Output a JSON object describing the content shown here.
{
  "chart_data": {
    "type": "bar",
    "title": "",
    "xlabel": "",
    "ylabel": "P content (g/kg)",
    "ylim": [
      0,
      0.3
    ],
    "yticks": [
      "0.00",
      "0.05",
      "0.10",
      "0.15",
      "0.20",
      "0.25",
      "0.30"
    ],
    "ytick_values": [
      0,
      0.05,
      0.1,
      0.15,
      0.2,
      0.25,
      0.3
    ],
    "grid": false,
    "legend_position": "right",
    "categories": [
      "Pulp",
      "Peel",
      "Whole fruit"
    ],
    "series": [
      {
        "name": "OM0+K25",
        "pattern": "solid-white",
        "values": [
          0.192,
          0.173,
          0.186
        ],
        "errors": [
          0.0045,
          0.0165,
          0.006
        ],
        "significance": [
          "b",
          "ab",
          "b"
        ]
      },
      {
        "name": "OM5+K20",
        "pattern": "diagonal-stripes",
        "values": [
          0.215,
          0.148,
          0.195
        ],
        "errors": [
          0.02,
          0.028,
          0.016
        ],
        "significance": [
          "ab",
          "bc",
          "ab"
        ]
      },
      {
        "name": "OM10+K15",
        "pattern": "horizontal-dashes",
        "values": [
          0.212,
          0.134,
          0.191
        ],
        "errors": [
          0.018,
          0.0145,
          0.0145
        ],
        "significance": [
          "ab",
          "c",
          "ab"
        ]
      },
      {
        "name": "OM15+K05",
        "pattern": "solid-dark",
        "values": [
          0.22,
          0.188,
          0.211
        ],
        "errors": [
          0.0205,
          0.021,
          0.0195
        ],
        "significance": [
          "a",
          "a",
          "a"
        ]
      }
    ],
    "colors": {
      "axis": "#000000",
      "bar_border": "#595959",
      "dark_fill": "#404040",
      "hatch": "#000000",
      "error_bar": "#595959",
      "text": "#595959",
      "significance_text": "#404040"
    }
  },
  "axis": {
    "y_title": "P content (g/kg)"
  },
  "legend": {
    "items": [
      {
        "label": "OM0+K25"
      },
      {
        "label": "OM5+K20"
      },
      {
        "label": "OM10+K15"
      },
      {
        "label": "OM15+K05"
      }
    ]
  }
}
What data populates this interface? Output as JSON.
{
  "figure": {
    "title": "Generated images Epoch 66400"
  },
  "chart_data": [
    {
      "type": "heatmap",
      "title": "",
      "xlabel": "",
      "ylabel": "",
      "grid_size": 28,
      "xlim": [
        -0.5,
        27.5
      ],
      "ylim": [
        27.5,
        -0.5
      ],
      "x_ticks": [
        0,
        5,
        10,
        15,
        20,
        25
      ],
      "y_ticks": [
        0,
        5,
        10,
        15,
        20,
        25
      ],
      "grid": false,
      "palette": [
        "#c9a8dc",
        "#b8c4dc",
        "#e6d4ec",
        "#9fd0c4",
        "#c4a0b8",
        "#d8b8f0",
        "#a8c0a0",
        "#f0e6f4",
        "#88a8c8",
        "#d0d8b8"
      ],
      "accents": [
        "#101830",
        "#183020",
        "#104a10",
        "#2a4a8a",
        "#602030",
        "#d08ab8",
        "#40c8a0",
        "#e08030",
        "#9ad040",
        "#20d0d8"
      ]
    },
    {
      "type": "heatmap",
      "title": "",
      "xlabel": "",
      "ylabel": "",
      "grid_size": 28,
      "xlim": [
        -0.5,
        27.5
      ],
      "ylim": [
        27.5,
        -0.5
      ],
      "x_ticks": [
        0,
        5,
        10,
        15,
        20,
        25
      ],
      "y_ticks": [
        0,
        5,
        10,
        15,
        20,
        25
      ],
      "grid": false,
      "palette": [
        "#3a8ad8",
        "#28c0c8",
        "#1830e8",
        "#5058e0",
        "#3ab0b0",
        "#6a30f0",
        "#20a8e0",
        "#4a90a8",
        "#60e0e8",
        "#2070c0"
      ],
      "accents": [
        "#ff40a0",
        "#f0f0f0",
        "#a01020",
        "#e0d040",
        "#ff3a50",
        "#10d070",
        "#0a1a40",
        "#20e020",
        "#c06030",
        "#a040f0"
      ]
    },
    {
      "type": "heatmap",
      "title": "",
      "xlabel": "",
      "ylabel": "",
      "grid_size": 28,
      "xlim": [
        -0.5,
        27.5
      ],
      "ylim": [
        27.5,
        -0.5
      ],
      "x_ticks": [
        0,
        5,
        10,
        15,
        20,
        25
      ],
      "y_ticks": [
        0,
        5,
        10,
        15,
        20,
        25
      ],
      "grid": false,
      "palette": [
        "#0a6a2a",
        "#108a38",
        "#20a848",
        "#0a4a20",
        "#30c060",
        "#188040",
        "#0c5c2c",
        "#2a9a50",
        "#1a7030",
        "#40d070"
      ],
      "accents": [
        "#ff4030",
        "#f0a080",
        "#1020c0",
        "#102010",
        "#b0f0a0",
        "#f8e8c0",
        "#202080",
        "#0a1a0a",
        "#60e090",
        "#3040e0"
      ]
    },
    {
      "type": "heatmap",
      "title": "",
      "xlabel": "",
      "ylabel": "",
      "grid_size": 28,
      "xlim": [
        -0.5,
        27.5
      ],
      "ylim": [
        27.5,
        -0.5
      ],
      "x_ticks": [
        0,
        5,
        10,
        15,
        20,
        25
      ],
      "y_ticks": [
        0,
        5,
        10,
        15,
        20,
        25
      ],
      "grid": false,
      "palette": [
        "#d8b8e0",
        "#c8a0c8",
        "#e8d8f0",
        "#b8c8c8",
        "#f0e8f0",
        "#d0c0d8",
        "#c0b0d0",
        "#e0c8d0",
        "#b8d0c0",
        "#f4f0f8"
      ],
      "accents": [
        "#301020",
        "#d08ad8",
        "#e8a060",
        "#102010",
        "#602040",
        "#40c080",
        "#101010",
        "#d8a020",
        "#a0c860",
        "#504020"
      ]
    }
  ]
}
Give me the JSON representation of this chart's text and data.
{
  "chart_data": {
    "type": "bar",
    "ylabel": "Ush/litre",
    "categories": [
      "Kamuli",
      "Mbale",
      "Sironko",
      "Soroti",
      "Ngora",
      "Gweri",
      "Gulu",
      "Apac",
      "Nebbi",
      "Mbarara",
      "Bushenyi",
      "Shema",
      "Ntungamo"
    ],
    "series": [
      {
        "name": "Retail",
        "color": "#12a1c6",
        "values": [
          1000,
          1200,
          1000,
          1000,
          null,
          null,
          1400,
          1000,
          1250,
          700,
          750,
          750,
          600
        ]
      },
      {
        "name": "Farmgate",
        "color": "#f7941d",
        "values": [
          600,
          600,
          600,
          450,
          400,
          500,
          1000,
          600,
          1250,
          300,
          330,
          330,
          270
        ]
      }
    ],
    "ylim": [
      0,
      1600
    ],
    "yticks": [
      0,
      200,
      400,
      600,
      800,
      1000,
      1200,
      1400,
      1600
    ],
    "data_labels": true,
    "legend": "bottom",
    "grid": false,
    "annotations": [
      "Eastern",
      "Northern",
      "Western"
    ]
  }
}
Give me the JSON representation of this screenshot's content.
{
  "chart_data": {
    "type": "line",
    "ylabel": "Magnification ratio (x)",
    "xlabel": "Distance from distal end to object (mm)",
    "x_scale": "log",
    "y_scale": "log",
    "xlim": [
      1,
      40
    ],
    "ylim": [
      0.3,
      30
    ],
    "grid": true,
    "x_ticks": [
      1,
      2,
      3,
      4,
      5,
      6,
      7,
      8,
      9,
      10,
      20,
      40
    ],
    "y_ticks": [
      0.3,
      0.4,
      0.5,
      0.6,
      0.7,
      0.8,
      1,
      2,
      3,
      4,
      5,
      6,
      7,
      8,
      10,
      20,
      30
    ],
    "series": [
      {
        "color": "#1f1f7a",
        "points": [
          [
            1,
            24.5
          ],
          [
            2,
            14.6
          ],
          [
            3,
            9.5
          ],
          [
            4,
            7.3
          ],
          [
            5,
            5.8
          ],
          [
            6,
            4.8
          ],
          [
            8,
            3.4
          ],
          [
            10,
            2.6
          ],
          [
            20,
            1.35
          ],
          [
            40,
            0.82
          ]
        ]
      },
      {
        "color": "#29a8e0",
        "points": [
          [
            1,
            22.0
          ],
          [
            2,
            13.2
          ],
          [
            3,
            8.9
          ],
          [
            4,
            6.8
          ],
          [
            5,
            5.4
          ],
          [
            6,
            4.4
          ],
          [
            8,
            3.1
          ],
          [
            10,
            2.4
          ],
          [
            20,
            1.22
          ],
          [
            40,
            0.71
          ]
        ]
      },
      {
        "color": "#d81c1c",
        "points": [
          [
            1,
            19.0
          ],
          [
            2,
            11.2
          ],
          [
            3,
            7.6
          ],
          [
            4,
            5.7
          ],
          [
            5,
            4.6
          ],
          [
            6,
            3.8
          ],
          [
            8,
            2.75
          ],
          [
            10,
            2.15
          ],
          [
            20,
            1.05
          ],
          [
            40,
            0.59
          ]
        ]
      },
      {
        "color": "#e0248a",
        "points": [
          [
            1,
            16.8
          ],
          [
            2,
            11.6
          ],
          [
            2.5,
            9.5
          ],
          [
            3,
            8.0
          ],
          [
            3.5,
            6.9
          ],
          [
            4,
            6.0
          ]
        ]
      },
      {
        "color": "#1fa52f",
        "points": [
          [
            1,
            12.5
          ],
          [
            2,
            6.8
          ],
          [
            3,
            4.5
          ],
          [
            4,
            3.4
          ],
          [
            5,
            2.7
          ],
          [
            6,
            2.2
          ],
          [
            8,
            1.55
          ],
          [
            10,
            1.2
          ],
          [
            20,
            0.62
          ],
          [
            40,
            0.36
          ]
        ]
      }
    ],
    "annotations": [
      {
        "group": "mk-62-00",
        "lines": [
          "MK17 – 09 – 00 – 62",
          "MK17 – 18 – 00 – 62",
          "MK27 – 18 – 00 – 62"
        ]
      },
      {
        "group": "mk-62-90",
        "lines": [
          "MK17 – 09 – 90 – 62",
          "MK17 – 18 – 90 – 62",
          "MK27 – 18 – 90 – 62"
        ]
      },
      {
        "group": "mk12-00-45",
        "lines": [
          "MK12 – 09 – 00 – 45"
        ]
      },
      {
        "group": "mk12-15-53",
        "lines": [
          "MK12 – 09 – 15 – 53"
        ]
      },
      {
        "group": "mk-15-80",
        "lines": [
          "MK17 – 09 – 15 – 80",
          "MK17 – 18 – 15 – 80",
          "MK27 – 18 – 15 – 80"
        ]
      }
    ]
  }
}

★ ★ ★ ★ ★ ★ ★

*EXERCISE DIRECTIONS*.
Report all lines of the material that contain the word "representation".

*EXPECTED ANSWER*.
Give me the JSON representation of this chart's text and data.
Give me the JSON representation of this screenshot's content.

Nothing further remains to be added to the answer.